⟨
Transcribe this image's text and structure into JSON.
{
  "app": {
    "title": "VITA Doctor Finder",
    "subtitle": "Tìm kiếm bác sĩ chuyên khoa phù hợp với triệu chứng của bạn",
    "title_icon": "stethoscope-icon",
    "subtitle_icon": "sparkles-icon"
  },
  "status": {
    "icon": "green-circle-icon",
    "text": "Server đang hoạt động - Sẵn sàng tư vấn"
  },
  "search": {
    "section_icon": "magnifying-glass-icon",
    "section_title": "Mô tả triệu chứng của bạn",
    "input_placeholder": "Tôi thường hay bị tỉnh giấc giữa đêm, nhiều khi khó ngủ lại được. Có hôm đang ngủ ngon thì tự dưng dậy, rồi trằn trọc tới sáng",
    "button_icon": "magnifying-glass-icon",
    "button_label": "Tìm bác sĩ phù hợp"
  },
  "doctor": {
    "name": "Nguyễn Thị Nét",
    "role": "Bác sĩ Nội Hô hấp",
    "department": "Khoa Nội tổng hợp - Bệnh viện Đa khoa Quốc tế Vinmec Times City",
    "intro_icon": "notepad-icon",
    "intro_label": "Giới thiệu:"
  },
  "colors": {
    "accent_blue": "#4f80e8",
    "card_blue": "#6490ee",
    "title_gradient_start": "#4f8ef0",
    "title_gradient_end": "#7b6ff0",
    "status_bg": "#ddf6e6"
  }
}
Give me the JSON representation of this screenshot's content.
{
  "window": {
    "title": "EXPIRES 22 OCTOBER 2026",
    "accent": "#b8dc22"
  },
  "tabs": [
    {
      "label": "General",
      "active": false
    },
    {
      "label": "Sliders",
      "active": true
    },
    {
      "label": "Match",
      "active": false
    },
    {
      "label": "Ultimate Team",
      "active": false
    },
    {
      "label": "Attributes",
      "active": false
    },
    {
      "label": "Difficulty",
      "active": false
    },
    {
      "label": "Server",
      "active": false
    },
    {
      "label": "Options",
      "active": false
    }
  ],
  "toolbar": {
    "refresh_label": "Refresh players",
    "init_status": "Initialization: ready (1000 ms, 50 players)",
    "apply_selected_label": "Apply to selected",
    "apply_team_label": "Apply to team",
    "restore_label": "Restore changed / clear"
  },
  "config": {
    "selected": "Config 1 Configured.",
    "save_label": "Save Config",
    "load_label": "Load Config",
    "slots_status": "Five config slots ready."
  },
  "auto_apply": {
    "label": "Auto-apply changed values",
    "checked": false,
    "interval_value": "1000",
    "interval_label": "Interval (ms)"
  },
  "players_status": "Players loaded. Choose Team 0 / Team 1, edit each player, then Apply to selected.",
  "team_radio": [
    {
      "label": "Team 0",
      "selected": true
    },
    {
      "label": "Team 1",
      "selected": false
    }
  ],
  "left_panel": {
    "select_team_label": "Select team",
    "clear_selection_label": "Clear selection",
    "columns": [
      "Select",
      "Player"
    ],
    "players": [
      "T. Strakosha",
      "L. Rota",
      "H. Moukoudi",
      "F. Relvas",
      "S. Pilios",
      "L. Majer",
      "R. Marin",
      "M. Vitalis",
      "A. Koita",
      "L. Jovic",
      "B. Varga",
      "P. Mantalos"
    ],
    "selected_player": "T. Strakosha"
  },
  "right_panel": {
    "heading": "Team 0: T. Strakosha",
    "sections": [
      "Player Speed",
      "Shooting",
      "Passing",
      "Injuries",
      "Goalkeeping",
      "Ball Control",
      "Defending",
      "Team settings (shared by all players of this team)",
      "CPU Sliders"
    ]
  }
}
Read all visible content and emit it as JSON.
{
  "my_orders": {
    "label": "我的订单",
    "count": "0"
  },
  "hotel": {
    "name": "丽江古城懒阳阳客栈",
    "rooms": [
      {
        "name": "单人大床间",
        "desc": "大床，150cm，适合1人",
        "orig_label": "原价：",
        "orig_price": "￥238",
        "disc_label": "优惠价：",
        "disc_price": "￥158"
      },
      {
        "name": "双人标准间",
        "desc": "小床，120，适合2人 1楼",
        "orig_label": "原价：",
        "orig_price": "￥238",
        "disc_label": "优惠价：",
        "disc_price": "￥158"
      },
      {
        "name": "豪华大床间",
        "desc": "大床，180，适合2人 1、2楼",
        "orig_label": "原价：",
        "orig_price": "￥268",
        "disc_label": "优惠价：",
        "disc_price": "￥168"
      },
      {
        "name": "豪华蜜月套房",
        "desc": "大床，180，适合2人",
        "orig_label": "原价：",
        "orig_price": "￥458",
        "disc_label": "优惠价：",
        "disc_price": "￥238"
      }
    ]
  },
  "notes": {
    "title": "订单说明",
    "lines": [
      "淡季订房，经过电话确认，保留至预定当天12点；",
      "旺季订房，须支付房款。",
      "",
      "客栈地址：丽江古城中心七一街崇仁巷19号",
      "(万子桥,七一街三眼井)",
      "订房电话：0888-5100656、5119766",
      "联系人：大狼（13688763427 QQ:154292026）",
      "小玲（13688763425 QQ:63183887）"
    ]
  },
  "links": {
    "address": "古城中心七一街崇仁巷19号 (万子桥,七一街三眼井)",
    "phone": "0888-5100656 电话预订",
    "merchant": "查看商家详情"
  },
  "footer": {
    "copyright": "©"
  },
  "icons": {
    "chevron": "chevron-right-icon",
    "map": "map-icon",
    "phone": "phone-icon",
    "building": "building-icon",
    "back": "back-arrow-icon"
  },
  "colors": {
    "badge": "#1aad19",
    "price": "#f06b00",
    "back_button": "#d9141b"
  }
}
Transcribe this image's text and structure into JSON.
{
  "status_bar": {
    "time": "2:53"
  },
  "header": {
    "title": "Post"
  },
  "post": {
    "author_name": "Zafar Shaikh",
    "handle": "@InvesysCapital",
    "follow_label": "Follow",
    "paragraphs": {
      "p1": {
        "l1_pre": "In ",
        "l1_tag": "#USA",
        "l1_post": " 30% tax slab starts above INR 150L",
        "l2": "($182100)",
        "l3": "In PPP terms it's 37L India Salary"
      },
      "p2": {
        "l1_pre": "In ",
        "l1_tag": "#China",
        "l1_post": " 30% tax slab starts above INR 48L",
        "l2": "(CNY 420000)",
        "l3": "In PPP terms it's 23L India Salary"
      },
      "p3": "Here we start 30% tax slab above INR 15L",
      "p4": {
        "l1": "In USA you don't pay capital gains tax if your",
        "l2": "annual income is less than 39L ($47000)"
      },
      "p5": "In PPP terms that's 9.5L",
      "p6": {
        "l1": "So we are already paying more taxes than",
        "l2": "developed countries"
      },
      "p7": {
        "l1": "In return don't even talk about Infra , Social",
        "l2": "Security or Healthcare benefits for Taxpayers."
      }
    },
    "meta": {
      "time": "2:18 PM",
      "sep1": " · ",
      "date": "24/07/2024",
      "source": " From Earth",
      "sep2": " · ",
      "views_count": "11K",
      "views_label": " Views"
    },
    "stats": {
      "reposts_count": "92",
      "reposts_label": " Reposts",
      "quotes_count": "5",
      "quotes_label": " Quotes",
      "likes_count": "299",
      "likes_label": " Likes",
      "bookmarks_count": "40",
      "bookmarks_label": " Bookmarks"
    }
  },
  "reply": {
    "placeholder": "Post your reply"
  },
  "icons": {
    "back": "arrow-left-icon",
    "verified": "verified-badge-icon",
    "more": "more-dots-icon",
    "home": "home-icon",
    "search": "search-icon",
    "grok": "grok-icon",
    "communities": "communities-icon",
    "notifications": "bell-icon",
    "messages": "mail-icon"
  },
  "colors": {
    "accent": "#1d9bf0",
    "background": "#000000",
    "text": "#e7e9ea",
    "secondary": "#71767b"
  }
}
⟩
WORK TO BE COMPLETED:
Copy all lines from the material that contain "more".

COMPLETE ANSWER:
        "l1": "So we are already paying more taxes than",
    "more": "more-dots-icon",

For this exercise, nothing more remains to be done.